§ **WHAT TO WORK ON**
Copy out all lines that hold "HAPPY".

§ **LISTED RECORDS**
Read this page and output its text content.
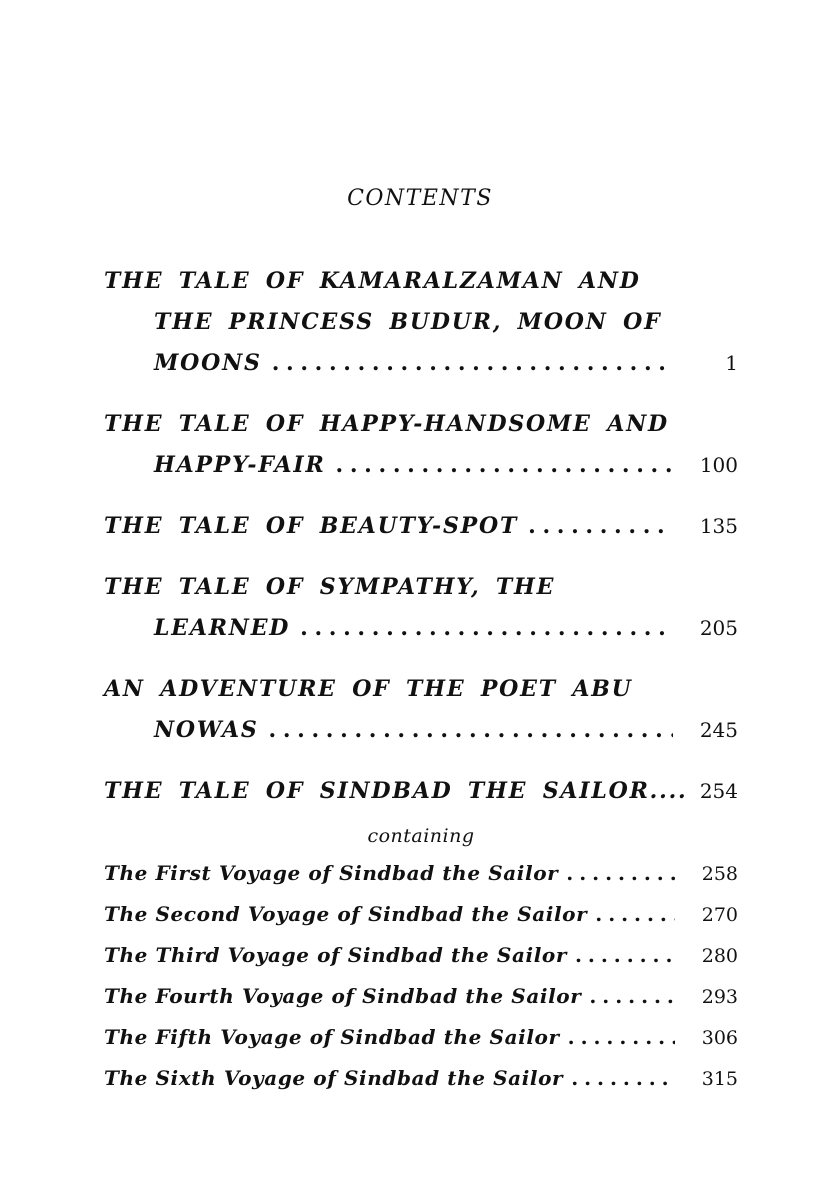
CONTENTS
THE TALE OF KAMARALZAMAN AND
THE PRINCESS BUDUR, MOON OF
MOONS . . .	1
THE TALE OF HAPPY-HANDSOME AND
HAPPY-FAIR . . .	100
THE TALE OF BEAUTY-SPOT . . .	135
THE TALE OF SYMPATHY, THE
LEARNED . . .	205
AN ADVENTURE OF THE POET ABU
NOWAS . . .	245
THE TALE OF SINDBAD THE SAILOR.... 254
containing
The First Voyage of Sindbad the Sailor . . .	258
The Second Voyage of Sindbad the Sailor . . .	270
The Third Voyage of Sindbad the Sailor . . .	280
The Fourth Voyage of Sindbad the Sailor . . .	293
The Fifth Voyage of Sindbad the Sailor . . .	306
The Sixth Voyage of Sindbad the Sailor . . .	315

§ **TASK SOLUTION**
THE TALE OF HAPPY-HANDSOME AND
HAPPY-FAIR . . .	100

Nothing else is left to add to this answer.